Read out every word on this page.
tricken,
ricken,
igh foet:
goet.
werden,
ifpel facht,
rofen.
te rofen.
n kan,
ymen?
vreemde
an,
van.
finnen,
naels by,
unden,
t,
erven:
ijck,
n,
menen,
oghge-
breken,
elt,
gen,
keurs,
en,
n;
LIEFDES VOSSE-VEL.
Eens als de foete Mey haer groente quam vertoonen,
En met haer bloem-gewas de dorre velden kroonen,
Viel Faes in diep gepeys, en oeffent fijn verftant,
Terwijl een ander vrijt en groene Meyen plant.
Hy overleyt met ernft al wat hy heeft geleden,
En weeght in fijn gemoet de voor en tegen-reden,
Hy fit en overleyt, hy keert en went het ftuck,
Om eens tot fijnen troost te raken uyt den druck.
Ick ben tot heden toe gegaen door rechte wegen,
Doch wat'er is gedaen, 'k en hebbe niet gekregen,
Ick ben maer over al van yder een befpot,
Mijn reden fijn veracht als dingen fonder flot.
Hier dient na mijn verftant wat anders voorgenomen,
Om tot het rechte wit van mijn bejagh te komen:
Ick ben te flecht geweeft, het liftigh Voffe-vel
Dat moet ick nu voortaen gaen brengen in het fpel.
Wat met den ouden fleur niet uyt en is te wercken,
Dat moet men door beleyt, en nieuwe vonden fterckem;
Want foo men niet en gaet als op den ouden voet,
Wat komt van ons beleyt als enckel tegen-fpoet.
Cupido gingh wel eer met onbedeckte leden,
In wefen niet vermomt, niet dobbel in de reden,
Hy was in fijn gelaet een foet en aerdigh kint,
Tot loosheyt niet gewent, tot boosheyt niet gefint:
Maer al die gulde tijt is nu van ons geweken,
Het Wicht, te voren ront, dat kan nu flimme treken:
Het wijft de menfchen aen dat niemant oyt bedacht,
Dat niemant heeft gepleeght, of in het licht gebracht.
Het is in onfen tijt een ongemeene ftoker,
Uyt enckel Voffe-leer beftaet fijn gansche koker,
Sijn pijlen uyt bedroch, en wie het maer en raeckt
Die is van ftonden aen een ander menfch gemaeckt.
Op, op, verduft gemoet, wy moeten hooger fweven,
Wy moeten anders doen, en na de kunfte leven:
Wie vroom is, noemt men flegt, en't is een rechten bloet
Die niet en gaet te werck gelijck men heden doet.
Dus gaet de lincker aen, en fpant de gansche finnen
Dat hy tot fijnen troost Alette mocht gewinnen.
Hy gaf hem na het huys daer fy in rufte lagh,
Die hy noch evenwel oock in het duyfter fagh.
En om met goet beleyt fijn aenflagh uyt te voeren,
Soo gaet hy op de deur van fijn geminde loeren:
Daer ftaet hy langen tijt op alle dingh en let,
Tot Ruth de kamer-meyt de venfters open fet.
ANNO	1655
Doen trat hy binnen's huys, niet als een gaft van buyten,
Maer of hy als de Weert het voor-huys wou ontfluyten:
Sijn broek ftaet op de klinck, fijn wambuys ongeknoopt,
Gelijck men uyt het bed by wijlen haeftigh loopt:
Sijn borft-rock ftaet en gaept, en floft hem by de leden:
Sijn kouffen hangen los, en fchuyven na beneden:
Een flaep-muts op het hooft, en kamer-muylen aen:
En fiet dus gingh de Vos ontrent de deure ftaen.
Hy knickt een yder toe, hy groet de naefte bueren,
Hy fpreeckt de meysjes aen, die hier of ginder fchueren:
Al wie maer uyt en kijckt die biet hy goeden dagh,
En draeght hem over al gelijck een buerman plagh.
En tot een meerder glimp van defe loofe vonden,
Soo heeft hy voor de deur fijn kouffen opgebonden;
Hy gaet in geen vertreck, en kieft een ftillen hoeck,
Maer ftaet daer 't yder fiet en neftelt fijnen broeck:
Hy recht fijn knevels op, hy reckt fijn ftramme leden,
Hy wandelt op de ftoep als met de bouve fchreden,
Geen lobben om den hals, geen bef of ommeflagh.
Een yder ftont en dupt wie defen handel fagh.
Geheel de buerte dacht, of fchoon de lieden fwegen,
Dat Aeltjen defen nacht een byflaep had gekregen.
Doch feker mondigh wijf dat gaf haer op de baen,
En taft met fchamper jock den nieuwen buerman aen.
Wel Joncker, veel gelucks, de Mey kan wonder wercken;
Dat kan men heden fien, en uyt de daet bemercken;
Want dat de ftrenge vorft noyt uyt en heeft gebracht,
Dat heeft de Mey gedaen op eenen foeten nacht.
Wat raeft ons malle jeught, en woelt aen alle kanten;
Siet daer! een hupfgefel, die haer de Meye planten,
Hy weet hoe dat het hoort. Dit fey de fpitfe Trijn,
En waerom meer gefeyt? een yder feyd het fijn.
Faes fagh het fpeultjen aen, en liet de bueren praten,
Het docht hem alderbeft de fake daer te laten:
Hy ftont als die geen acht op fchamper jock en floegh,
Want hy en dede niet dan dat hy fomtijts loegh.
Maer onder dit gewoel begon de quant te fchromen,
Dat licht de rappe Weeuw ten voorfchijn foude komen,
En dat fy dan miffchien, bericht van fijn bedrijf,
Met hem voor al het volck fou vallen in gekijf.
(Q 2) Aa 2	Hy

▶ Task directions
Repeat all the records. Match each line exactly.

▶ Answer for the task
Read out every word on this page.
tricken,
ricken,
igh foet:
goet.
werden,
ifpel facht,
rofen.
te rofen.
n kan,
ymen?
vreemde
an,
van.
finnen,
naels by,
unden,
t,
erven:
ijck,
n,
menen,
oghge-
breken,
elt,
gen,
keurs,
en,
n;
LIEFDES VOSSE-VEL.
Eens als de foete Mey haer groente quam vertoonen,
En met haer bloem-gewas de dorre velden kroonen,
Viel Faes in diep gepeys, en oeffent fijn verftant,
Terwijl een ander vrijt en groene Meyen plant.
Hy overleyt met ernft al wat hy heeft geleden,
En weeght in fijn gemoet de voor en tegen-reden,
Hy fit en overleyt, hy keert en went het ftuck,
Om eens tot fijnen troost te raken uyt den druck.
Ick ben tot heden toe gegaen door rechte wegen,
Doch wat'er is gedaen, 'k en hebbe niet gekregen,
Ick ben maer over al van yder een befpot,
Mijn reden fijn veracht als dingen fonder flot.
Hier dient na mijn verftant wat anders voorgenomen,
Om tot het rechte wit van mijn bejagh te komen:
Ick ben te flecht geweeft, het liftigh Voffe-vel
Dat moet ick nu voortaen gaen brengen in het fpel.
Wat met den ouden fleur niet uyt en is te wercken,
Dat moet men door beleyt, en nieuwe vonden fterckem;
Want foo men niet en gaet als op den ouden voet,
Wat komt van ons beleyt als enckel tegen-fpoet.
Cupido gingh wel eer met onbedeckte leden,
In wefen niet vermomt, niet dobbel in de reden,
Hy was in fijn gelaet een foet en aerdigh kint,
Tot loosheyt niet gewent, tot boosheyt niet gefint:
Maer al die gulde tijt is nu van ons geweken,
Het Wicht, te voren ront, dat kan nu flimme treken:
Het wijft de menfchen aen dat niemant oyt bedacht,
Dat niemant heeft gepleeght, of in het licht gebracht.
Het is in onfen tijt een ongemeene ftoker,
Uyt enckel Voffe-leer beftaet fijn gansche koker,
Sijn pijlen uyt bedroch, en wie het maer en raeckt
Die is van ftonden aen een ander menfch gemaeckt.
Op, op, verduft gemoet, wy moeten hooger fweven,
Wy moeten anders doen, en na de kunfte leven:
Wie vroom is, noemt men flegt, en't is een rechten bloet
Die niet en gaet te werck gelijck men heden doet.
Dus gaet de lincker aen, en fpant de gansche finnen
Dat hy tot fijnen troost Alette mocht gewinnen.
Hy gaf hem na het huys daer fy in rufte lagh,
Die hy noch evenwel oock in het duyfter fagh.
En om met goet beleyt fijn aenflagh uyt te voeren,
Soo gaet hy op de deur van fijn geminde loeren:
Daer ftaet hy langen tijt op alle dingh en let,
Tot Ruth de kamer-meyt de venfters open fet.
ANNO	1655
Doen trat hy binnen's huys, niet als een gaft van buyten,
Maer of hy als de Weert het voor-huys wou ontfluyten:
Sijn broek ftaet op de klinck, fijn wambuys ongeknoopt,
Gelijck men uyt het bed by wijlen haeftigh loopt:
Sijn borft-rock ftaet en gaept, en floft hem by de leden:
Sijn kouffen hangen los, en fchuyven na beneden:
Een flaep-muts op het hooft, en kamer-muylen aen:
En fiet dus gingh de Vos ontrent de deure ftaen.
Hy knickt een yder toe, hy groet de naefte bueren,
Hy fpreeckt de meysjes aen, die hier of ginder fchueren:
Al wie maer uyt en kijckt die biet hy goeden dagh,
En draeght hem over al gelijck een buerman plagh.
En tot een meerder glimp van defe loofe vonden,
Soo heeft hy voor de deur fijn kouffen opgebonden;
Hy gaet in geen vertreck, en kieft een ftillen hoeck,
Maer ftaet daer 't yder fiet en neftelt fijnen broeck:
Hy recht fijn knevels op, hy reckt fijn ftramme leden,
Hy wandelt op de ftoep als met de bouve fchreden,
Geen lobben om den hals, geen bef of ommeflagh.
Een yder ftont en dupt wie defen handel fagh.
Geheel de buerte dacht, of fchoon de lieden fwegen,
Dat Aeltjen defen nacht een byflaep had gekregen.
Doch feker mondigh wijf dat gaf haer op de baen,
En taft met fchamper jock den nieuwen buerman aen.
Wel Joncker, veel gelucks, de Mey kan wonder wercken;
Dat kan men heden fien, en uyt de daet bemercken;
Want dat de ftrenge vorft noyt uyt en heeft gebracht,
Dat heeft de Mey gedaen op eenen foeten nacht.
Wat raeft ons malle jeught, en woelt aen alle kanten;
Siet daer! een hupfgefel, die haer de Meye planten,
Hy weet hoe dat het hoort. Dit fey de fpitfe Trijn,
En waerom meer gefeyt? een yder feyd het fijn.
Faes fagh het fpeultjen aen, en liet de bueren praten,
Het docht hem alderbeft de fake daer te laten:
Hy ftont als die geen acht op fchamper jock en floegh,
Want hy en dede niet dan dat hy fomtijts loegh.
Maer onder dit gewoel begon de quant te fchromen,
Dat licht de rappe Weeuw ten voorfchijn foude komen,
En dat fy dan miffchien, bericht van fijn bedrijf,
Met hem voor al het volck fou vallen in gekijf.
(Q 2) Aa 2	Hy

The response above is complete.